▸ What you will do
Restate each of the lines given below, word for word.

▸ Given records
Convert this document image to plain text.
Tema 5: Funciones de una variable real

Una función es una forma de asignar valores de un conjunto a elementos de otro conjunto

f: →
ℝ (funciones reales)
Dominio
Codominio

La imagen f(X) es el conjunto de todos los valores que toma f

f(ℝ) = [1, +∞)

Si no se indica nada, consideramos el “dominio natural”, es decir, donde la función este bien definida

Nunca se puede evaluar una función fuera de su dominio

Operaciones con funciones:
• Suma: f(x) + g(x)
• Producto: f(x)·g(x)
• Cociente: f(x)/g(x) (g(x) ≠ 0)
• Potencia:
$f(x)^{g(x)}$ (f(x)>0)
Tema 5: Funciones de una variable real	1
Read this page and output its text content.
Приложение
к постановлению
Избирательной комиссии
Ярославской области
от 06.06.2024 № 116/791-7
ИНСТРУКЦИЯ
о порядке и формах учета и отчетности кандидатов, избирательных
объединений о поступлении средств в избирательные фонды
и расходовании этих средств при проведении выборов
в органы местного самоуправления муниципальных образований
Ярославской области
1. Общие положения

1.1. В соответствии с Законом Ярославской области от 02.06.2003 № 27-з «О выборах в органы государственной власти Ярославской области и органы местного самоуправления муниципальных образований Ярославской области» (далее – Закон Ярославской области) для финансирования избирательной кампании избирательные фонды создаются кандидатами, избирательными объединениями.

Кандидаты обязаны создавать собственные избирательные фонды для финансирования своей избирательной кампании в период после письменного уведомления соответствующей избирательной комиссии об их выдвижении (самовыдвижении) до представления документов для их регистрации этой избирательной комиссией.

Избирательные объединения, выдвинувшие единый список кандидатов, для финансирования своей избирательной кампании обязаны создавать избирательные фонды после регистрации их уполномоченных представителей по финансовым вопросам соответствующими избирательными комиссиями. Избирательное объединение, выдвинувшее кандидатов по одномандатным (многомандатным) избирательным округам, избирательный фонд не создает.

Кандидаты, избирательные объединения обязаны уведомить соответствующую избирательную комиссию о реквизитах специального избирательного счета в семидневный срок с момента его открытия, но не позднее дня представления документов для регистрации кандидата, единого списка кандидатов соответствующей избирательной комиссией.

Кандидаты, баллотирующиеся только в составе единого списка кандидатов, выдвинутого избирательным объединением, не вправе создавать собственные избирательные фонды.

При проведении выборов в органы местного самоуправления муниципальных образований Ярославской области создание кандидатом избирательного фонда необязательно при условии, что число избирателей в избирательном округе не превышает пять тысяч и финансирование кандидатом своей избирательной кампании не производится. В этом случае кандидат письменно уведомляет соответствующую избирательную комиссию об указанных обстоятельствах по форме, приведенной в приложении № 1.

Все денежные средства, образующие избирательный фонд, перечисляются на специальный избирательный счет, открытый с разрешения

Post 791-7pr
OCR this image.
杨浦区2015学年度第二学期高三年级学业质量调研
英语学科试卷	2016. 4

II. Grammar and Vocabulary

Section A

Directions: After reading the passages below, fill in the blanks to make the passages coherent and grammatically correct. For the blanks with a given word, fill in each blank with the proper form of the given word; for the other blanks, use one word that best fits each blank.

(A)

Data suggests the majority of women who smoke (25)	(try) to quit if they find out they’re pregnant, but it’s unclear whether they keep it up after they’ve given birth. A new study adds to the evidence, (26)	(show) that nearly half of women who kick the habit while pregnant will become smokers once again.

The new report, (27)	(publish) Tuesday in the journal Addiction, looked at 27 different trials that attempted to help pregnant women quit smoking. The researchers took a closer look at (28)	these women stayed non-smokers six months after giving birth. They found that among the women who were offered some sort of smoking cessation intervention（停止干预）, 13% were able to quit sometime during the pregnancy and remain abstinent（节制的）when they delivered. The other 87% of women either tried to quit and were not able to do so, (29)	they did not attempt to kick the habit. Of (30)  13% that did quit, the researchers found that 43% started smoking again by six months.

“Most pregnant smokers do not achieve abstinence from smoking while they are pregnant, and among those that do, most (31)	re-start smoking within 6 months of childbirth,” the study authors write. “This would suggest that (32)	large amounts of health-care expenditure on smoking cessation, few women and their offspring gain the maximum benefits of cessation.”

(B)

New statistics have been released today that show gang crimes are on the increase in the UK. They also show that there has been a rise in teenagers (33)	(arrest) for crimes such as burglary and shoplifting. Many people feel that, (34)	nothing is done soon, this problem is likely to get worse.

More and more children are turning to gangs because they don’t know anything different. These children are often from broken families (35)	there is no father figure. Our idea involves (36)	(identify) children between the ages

▸ The completed task
Convert this document image to plain text.
Tema 5: Funciones de una variable real

Una función es una forma de asignar valores de un conjunto a elementos de otro conjunto

f: →
ℝ (funciones reales)
Dominio
Codominio

La imagen f(X) es el conjunto de todos los valores que toma f

f(ℝ) = [1, +∞)

Si no se indica nada, consideramos el “dominio natural”, es decir, donde la función este bien definida

Nunca se puede evaluar una función fuera de su dominio

Operaciones con funciones:
• Suma: f(x) + g(x)
• Producto: f(x)·g(x)
• Cociente: f(x)/g(x) (g(x) ≠ 0)
• Potencia:
$f(x)^{g(x)}$ (f(x)>0)
Tema 5: Funciones de una variable real	1
Read this page and output its text content.
Приложение
к постановлению
Избирательной комиссии
Ярославской области
от 06.06.2024 № 116/791-7
ИНСТРУКЦИЯ
о порядке и формах учета и отчетности кандидатов, избирательных
объединений о поступлении средств в избирательные фонды
и расходовании этих средств при проведении выборов
в органы местного самоуправления муниципальных образований
Ярославской области
1. Общие положения

1.1. В соответствии с Законом Ярославской области от 02.06.2003 № 27-з «О выборах в органы государственной власти Ярославской области и органы местного самоуправления муниципальных образований Ярославской области» (далее – Закон Ярославской области) для финансирования избирательной кампании избирательные фонды создаются кандидатами, избирательными объединениями.

Кандидаты обязаны создавать собственные избирательные фонды для финансирования своей избирательной кампании в период после письменного уведомления соответствующей избирательной комиссии об их выдвижении (самовыдвижении) до представления документов для их регистрации этой избирательной комиссией.

Избирательные объединения, выдвинувшие единый список кандидатов, для финансирования своей избирательной кампании обязаны создавать избирательные фонды после регистрации их уполномоченных представителей по финансовым вопросам соответствующими избирательными комиссиями. Избирательное объединение, выдвинувшее кандидатов по одномандатным (многомандатным) избирательным округам, избирательный фонд не создает.

Кандидаты, избирательные объединения обязаны уведомить соответствующую избирательную комиссию о реквизитах специального избирательного счета в семидневный срок с момента его открытия, но не позднее дня представления документов для регистрации кандидата, единого списка кандидатов соответствующей избирательной комиссией.

Кандидаты, баллотирующиеся только в составе единого списка кандидатов, выдвинутого избирательным объединением, не вправе создавать собственные избирательные фонды.

При проведении выборов в органы местного самоуправления муниципальных образований Ярославской области создание кандидатом избирательного фонда необязательно при условии, что число избирателей в избирательном округе не превышает пять тысяч и финансирование кандидатом своей избирательной кампании не производится. В этом случае кандидат письменно уведомляет соответствующую избирательную комиссию об указанных обстоятельствах по форме, приведенной в приложении № 1.

Все денежные средства, образующие избирательный фонд, перечисляются на специальный избирательный счет, открытый с разрешения

Post 791-7pr
OCR this image.
杨浦区2015学年度第二学期高三年级学业质量调研
英语学科试卷	2016. 4

II. Grammar and Vocabulary

Section A

Directions: After reading the passages below, fill in the blanks to make the passages coherent and grammatically correct. For the blanks with a given word, fill in each blank with the proper form of the given word; for the other blanks, use one word that best fits each blank.

(A)

Data suggests the majority of women who smoke (25)	(try) to quit if they find out they’re pregnant, but it’s unclear whether they keep it up after they’ve given birth. A new study adds to the evidence, (26)	(show) that nearly half of women who kick the habit while pregnant will become smokers once again.

The new report, (27)	(publish) Tuesday in the journal Addiction, looked at 27 different trials that attempted to help pregnant women quit smoking. The researchers took a closer look at (28)	these women stayed non-smokers six months after giving birth. They found that among the women who were offered some sort of smoking cessation intervention（停止干预）, 13% were able to quit sometime during the pregnancy and remain abstinent（节制的）when they delivered. The other 87% of women either tried to quit and were not able to do so, (29)	they did not attempt to kick the habit. Of (30)  13% that did quit, the researchers found that 43% started smoking again by six months.

“Most pregnant smokers do not achieve abstinence from smoking while they are pregnant, and among those that do, most (31)	re-start smoking within 6 months of childbirth,” the study authors write. “This would suggest that (32)	large amounts of health-care expenditure on smoking cessation, few women and their offspring gain the maximum benefits of cessation.”

(B)

New statistics have been released today that show gang crimes are on the increase in the UK. They also show that there has been a rise in teenagers (33)	(arrest) for crimes such as burglary and shoplifting. Many people feel that, (34)	nothing is done soon, this problem is likely to get worse.

More and more children are turning to gangs because they don’t know anything different. These children are often from broken families (35)	there is no father figure. Our idea involves (36)	(identify) children between the ages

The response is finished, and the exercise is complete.